● **Work to do**: Take the listing and print it in full, exactly as given.

● **The data**:
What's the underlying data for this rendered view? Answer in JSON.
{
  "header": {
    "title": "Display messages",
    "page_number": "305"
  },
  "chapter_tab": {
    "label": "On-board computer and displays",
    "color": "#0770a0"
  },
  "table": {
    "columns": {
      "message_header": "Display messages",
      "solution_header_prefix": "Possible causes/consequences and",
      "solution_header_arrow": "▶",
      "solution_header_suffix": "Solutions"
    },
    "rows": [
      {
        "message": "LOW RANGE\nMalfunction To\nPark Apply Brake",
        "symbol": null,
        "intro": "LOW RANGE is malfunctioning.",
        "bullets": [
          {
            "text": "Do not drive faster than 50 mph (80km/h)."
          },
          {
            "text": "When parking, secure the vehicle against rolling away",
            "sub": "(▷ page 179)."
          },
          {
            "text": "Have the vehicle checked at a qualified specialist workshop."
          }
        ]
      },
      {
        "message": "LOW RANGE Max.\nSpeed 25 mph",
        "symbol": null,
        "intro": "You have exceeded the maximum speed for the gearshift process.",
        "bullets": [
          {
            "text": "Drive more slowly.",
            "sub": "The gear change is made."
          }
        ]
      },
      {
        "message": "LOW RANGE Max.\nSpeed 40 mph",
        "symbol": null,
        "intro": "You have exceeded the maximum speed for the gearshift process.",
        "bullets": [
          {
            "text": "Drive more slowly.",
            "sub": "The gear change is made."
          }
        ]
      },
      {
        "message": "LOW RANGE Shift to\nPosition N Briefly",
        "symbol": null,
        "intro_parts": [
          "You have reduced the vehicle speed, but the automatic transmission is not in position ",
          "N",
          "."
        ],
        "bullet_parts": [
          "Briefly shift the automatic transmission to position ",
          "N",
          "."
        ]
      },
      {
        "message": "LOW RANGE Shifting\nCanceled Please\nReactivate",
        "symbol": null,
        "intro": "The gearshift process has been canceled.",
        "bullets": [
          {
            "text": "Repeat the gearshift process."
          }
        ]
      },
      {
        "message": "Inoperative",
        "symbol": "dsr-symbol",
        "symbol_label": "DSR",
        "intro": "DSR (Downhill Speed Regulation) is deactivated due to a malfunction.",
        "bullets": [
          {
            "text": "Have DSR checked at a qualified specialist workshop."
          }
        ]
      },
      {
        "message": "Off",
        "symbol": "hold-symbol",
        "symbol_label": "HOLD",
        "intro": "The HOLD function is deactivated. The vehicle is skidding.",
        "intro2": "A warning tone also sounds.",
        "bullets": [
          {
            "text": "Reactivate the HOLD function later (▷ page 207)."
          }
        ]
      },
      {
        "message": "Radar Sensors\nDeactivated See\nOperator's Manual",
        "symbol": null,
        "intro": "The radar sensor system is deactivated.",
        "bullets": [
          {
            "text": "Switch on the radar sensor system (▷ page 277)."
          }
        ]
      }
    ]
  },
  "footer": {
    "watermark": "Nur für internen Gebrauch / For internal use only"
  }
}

● **Written response**:
What's the underlying data for this rendered view? Answer in JSON.
{
  "header": {
    "title": "Display messages",
    "page_number": "305"
  },
  "chapter_tab": {
    "label": "On-board computer and displays",
    "color": "#0770a0"
  },
  "table": {
    "columns": {
      "message_header": "Display messages",
      "solution_header_prefix": "Possible causes/consequences and",
      "solution_header_arrow": "▶",
      "solution_header_suffix": "Solutions"
    },
    "rows": [
      {
        "message": "LOW RANGE\nMalfunction To\nPark Apply Brake",
        "symbol": null,
        "intro": "LOW RANGE is malfunctioning.",
        "bullets": [
          {
            "text": "Do not drive faster than 50 mph (80km/h)."
          },
          {
            "text": "When parking, secure the vehicle against rolling away",
            "sub": "(▷ page 179)."
          },
          {
            "text": "Have the vehicle checked at a qualified specialist workshop."
          }
        ]
      },
      {
        "message": "LOW RANGE Max.\nSpeed 25 mph",
        "symbol": null,
        "intro": "You have exceeded the maximum speed for the gearshift process.",
        "bullets": [
          {
            "text": "Drive more slowly.",
            "sub": "The gear change is made."
          }
        ]
      },
      {
        "message": "LOW RANGE Max.\nSpeed 40 mph",
        "symbol": null,
        "intro": "You have exceeded the maximum speed for the gearshift process.",
        "bullets": [
          {
            "text": "Drive more slowly.",
            "sub": "The gear change is made."
          }
        ]
      },
      {
        "message": "LOW RANGE Shift to\nPosition N Briefly",
        "symbol": null,
        "intro_parts": [
          "You have reduced the vehicle speed, but the automatic transmission is not in position ",
          "N",
          "."
        ],
        "bullet_parts": [
          "Briefly shift the automatic transmission to position ",
          "N",
          "."
        ]
      },
      {
        "message": "LOW RANGE Shifting\nCanceled Please\nReactivate",
        "symbol": null,
        "intro": "The gearshift process has been canceled.",
        "bullets": [
          {
            "text": "Repeat the gearshift process."
          }
        ]
      },
      {
        "message": "Inoperative",
        "symbol": "dsr-symbol",
        "symbol_label": "DSR",
        "intro": "DSR (Downhill Speed Regulation) is deactivated due to a malfunction.",
        "bullets": [
          {
            "text": "Have DSR checked at a qualified specialist workshop."
          }
        ]
      },
      {
        "message": "Off",
        "symbol": "hold-symbol",
        "symbol_label": "HOLD",
        "intro": "The HOLD function is deactivated. The vehicle is skidding.",
        "intro2": "A warning tone also sounds.",
        "bullets": [
          {
            "text": "Reactivate the HOLD function later (▷ page 207)."
          }
        ]
      },
      {
        "message": "Radar Sensors\nDeactivated See\nOperator's Manual",
        "symbol": null,
        "intro": "The radar sensor system is deactivated.",
        "bullets": [
          {
            "text": "Switch on the radar sensor system (▷ page 277)."
          }
        ]
      }
    ]
  },
  "footer": {
    "watermark": "Nur für internen Gebrauch / For internal use only"
  }
}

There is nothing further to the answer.